▶ **What needs to be done**
Leave out every picture, then transcribe the rest of the listing exactly.
********
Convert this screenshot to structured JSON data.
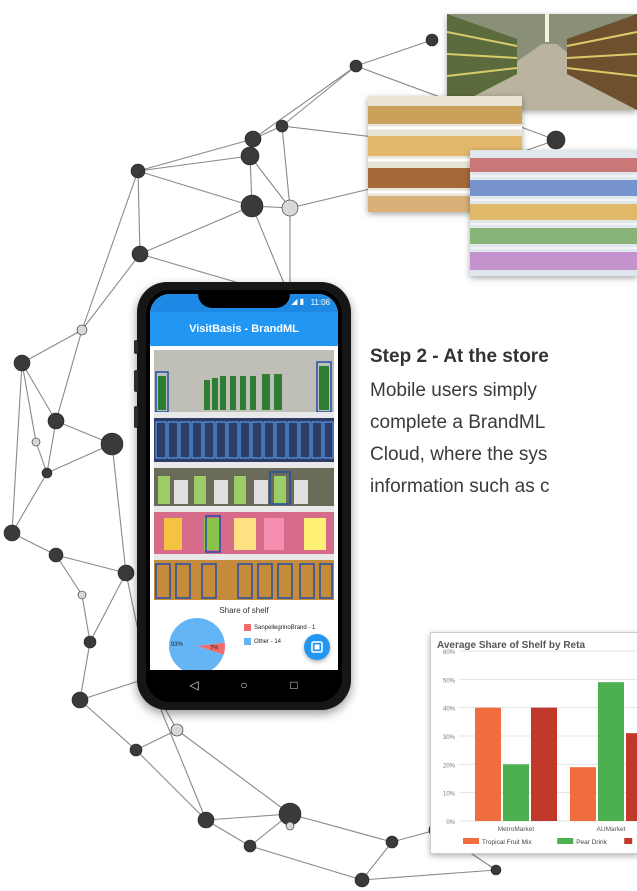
{
  "step": {
    "title": "Step 2 - At the store",
    "lines": [
      "Mobile users simply",
      "complete a BrandML",
      "Cloud, where the sys",
      "information such as c"
    ]
  },
  "phone": {
    "status_time": "11:06",
    "app_title": "VisitBasis - BrandML",
    "share_caption": "Share of shelf",
    "pie": {
      "slices": [
        {
          "label": "SanpellegrinoBrand - 1",
          "pct_text": "7%",
          "value": 7,
          "color": "#f26b6b"
        },
        {
          "label": "Other - 14",
          "pct_text": "93%",
          "value": 93,
          "color": "#64b5f6"
        }
      ]
    },
    "fab_icon": "gallery-icon",
    "nav_icons": [
      "back-icon",
      "home-icon",
      "recents-icon"
    ],
    "nav_glyphs": [
      "◁",
      "○",
      "□"
    ]
  },
  "chart_data": {
    "type": "bar",
    "title": "Average Share of Shelf by Reta",
    "categories": [
      "MetroMarket",
      "AUMarket"
    ],
    "series": [
      {
        "name": "Tropical Fruit Mix",
        "values": [
          40,
          19
        ],
        "color": "#f26d3d"
      },
      {
        "name": "Pear Drink",
        "values": [
          20,
          49
        ],
        "color": "#4caf50"
      },
      {
        "values": [
          40,
          31
        ],
        "color": "#c0392b"
      }
    ],
    "ylim": [
      0,
      60
    ],
    "yticks": [
      "0%",
      "10%",
      "20%",
      "30%",
      "40%",
      "50%",
      "60%"
    ],
    "grid": true,
    "legend": "bottom"
  },
  "colors": {
    "accent": "#2196f3",
    "node_dark": "#3a3a3a",
    "node_light": "#d8d8d8"
  }
}
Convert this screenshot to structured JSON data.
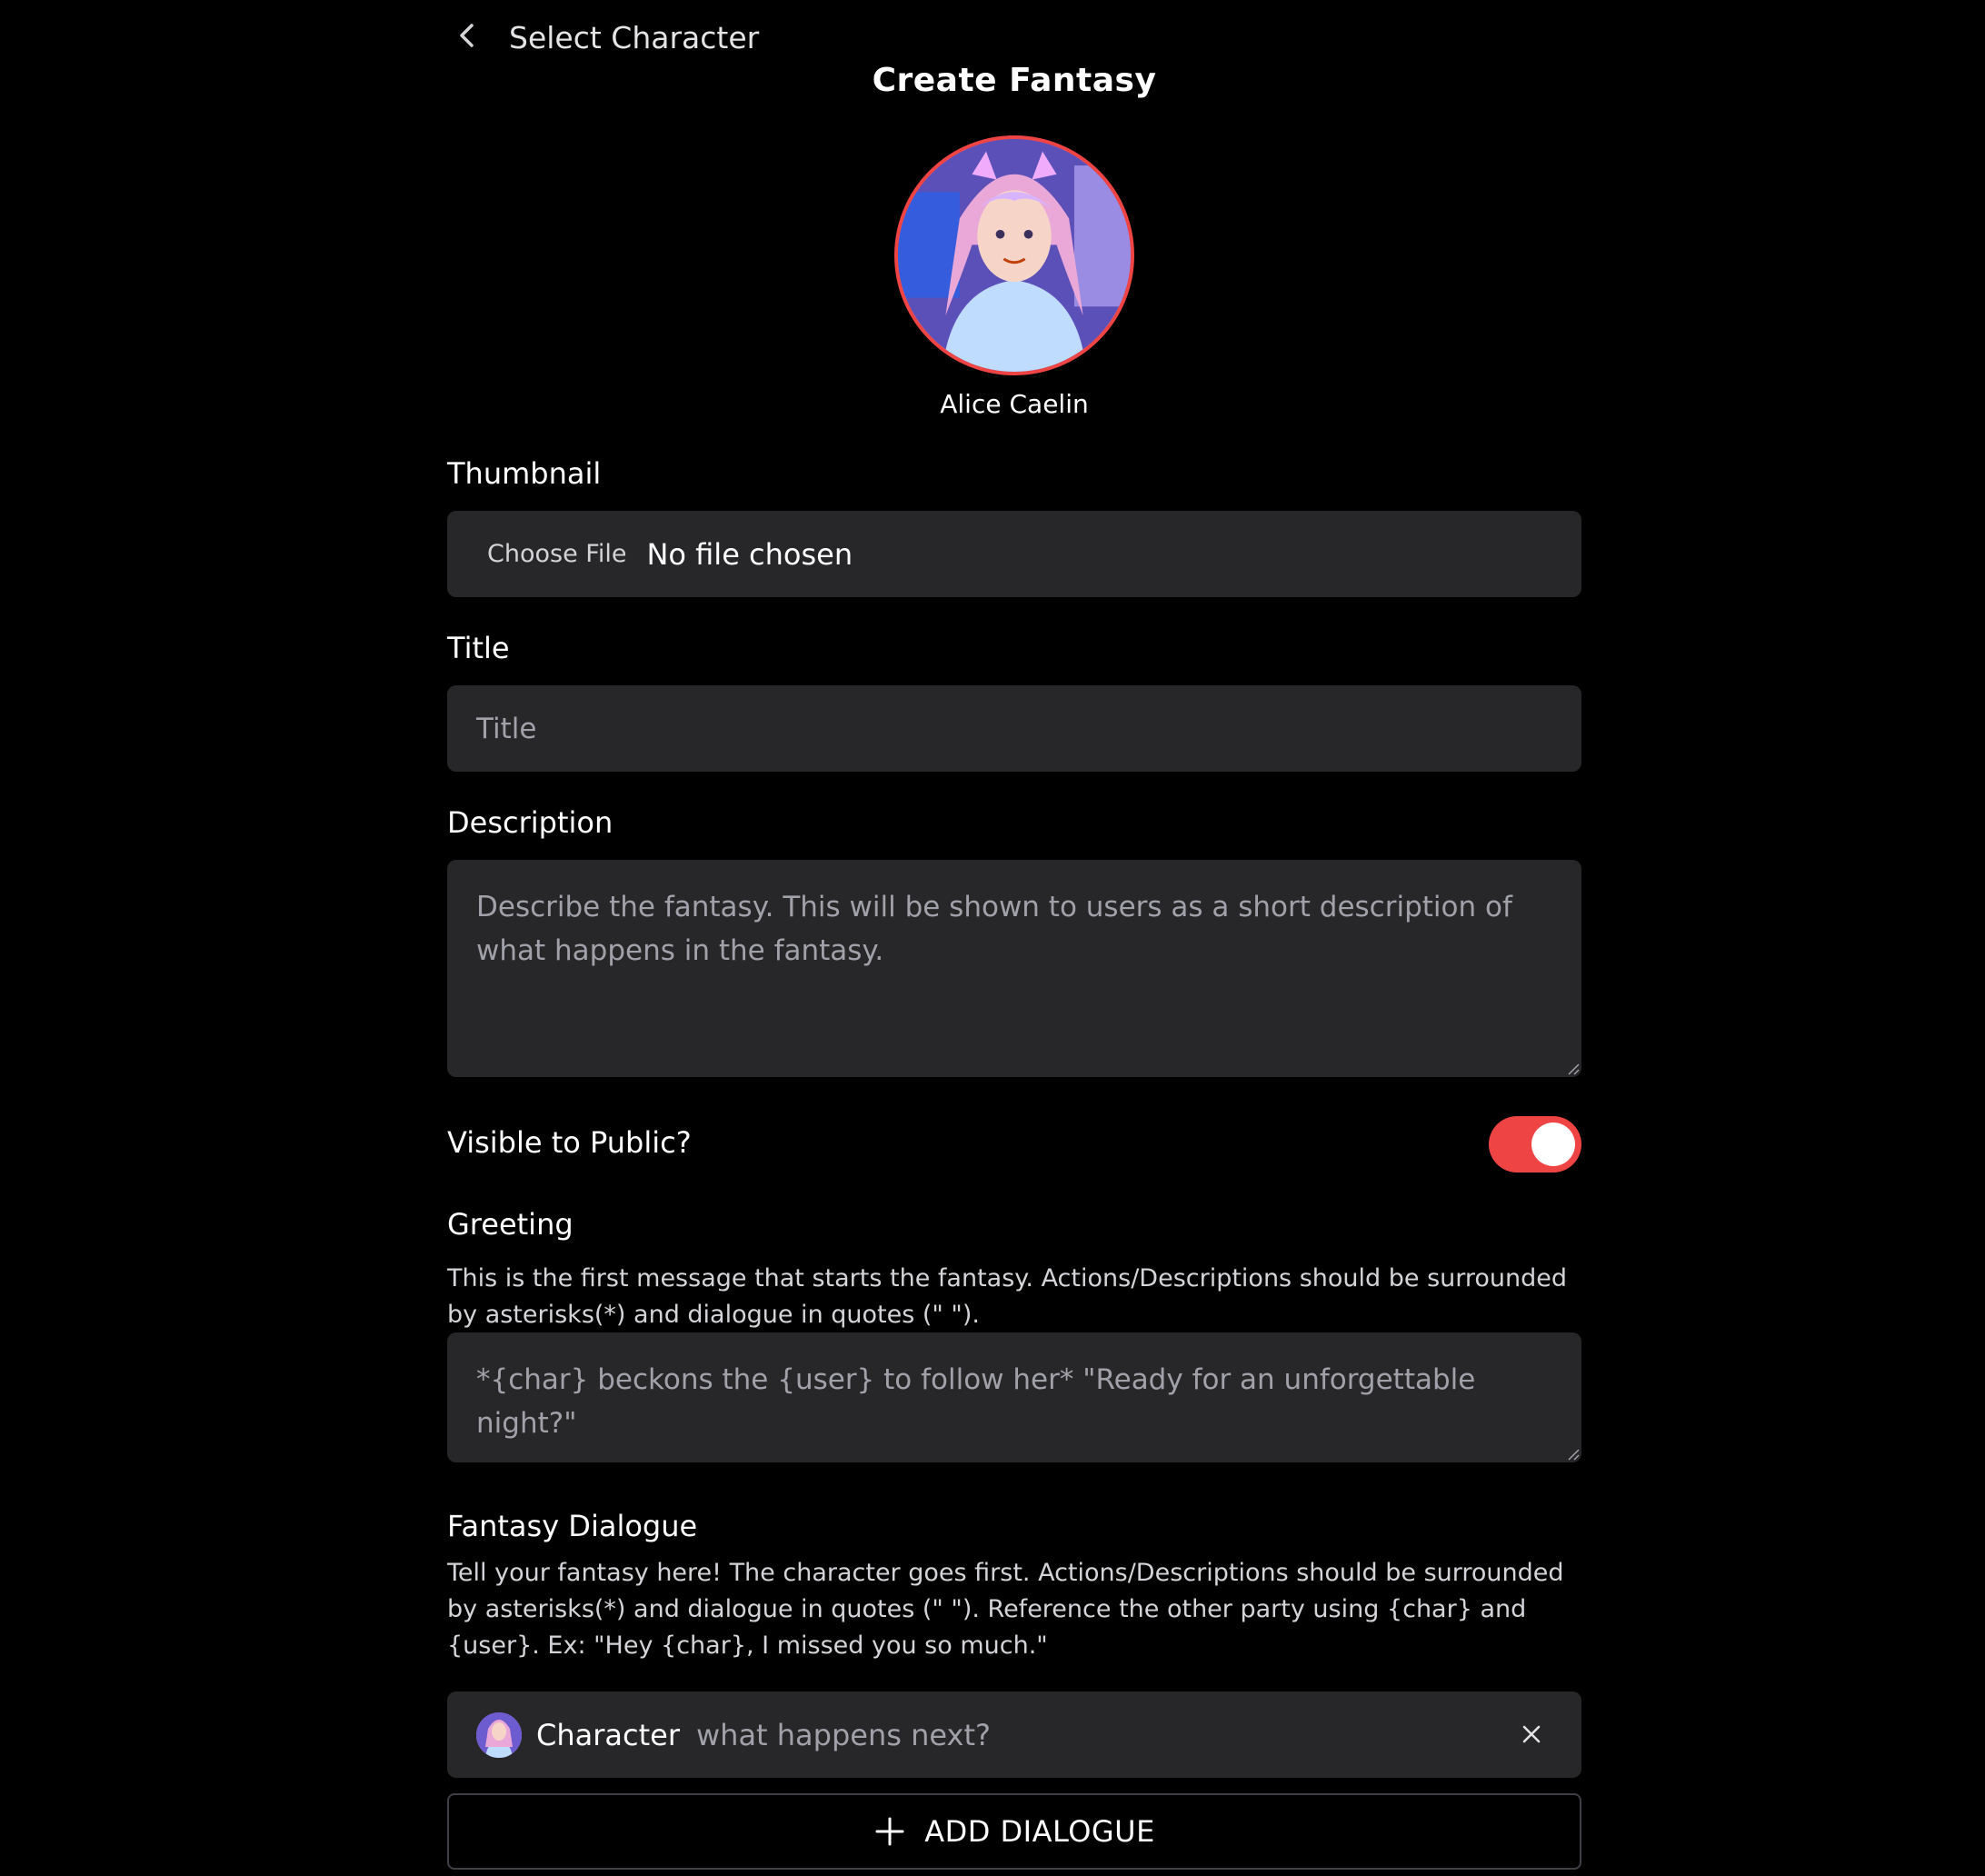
{
  "nav": {
    "back_label": "Select Character"
  },
  "header": {
    "title": "Create Fantasy"
  },
  "character": {
    "name": "Alice Caelin"
  },
  "form": {
    "thumbnail": {
      "label": "Thumbnail",
      "choose_label": "Choose File",
      "status": "No file chosen"
    },
    "title": {
      "label": "Title",
      "placeholder": "Title"
    },
    "description": {
      "label": "Description",
      "placeholder": "Describe the fantasy. This will be shown to users as a short description of what happens in the fantasy."
    },
    "visibility": {
      "label": "Visible to Public?",
      "enabled": true
    },
    "greeting": {
      "label": "Greeting",
      "help": "This is the first message that starts the fantasy. Actions/Descriptions should be surrounded by asterisks(*) and dialogue in quotes (\" \").",
      "placeholder": "*{char} beckons the {user} to follow her* \"Ready for an unforgettable night?\""
    },
    "dialogue": {
      "label": "Fantasy Dialogue",
      "help": "Tell your fantasy here! The character goes first. Actions/Descriptions should be surrounded by asterisks(*) and dialogue in quotes (\" \"). Reference the other party using {char} and {user}. Ex: \"Hey {char}, I missed you so much.\"",
      "entries": [
        {
          "role": "Character",
          "placeholder": "what happens next?"
        }
      ],
      "add_label": "ADD DIALOGUE"
    }
  },
  "colors": {
    "background": "#000000",
    "field_bg": "#27272a",
    "accent": "#ef4444",
    "muted_text": "#a1a1aa"
  }
}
********
▶ **Solved problem**
Convert this screenshot to structured JSON data.
{
  "step": {
    "title": "Step 2 - At the store",
    "lines": [
      "Mobile users simply",
      "complete a BrandML",
      "Cloud, where the sys",
      "information such as c"
    ]
  },
  "phone": {
    "status_time": "11:06",
    "app_title": "VisitBasis - BrandML",
    "share_caption": "Share of shelf",
    "pie": {
      "slices": [
        {
          "label": "SanpellegrinoBrand - 1",
          "pct_text": "7%",
          "value": 7,
          "color": "#f26b6b"
        },
        {
          "label": "Other - 14",
          "pct_text": "93%",
          "value": 93,
          "color": "#64b5f6"
        }
      ]
    },
    "fab_icon": "gallery-icon",
    "nav_icons": [
      "back-icon",
      "home-icon",
      "recents-icon"
    ],
    "nav_glyphs": [
      "◁",
      "○",
      "□"
    ]
  },
  "chart_data": {
    "type": "bar",
    "title": "Average Share of Shelf by Reta",
    "categories": [
      "MetroMarket",
      "AUMarket"
    ],
    "series": [
      {
        "name": "Tropical Fruit Mix",
        "values": [
          40,
          19
        ],
        "color": "#f26d3d"
      },
      {
        "name": "Pear Drink",
        "values": [
          20,
          49
        ],
        "color": "#4caf50"
      },
      {
        "values": [
          40,
          31
        ],
        "color": "#c0392b"
      }
    ],
    "ylim": [
      0,
      60
    ],
    "yticks": [
      "0%",
      "10%",
      "20%",
      "30%",
      "40%",
      "50%",
      "60%"
    ],
    "grid": true,
    "legend": "bottom"
  },
  "colors": {
    "accent": "#2196f3",
    "node_dark": "#3a3a3a",
    "node_light": "#d8d8d8"
  }
}
Convert this screenshot to structured JSON data.
{
  "nav": {
    "back_label": "Select Character"
  },
  "header": {
    "title": "Create Fantasy"
  },
  "character": {
    "name": "Alice Caelin"
  },
  "form": {
    "thumbnail": {
      "label": "Thumbnail",
      "choose_label": "Choose File",
      "status": "No file chosen"
    },
    "title": {
      "label": "Title",
      "placeholder": "Title"
    },
    "description": {
      "label": "Description",
      "placeholder": "Describe the fantasy. This will be shown to users as a short description of what happens in the fantasy."
    },
    "visibility": {
      "label": "Visible to Public?",
      "enabled": true
    },
    "greeting": {
      "label": "Greeting",
      "help": "This is the first message that starts the fantasy. Actions/Descriptions should be surrounded by asterisks(*) and dialogue in quotes (\" \").",
      "placeholder": "*{char} beckons the {user} to follow her* \"Ready for an unforgettable night?\""
    },
    "dialogue": {
      "label": "Fantasy Dialogue",
      "help": "Tell your fantasy here! The character goes first. Actions/Descriptions should be surrounded by asterisks(*) and dialogue in quotes (\" \"). Reference the other party using {char} and {user}. Ex: \"Hey {char}, I missed you so much.\"",
      "entries": [
        {
          "role": "Character",
          "placeholder": "what happens next?"
        }
      ],
      "add_label": "ADD DIALOGUE"
    }
  },
  "colors": {
    "background": "#000000",
    "field_bg": "#27272a",
    "accent": "#ef4444",
    "muted_text": "#a1a1aa"
  }
}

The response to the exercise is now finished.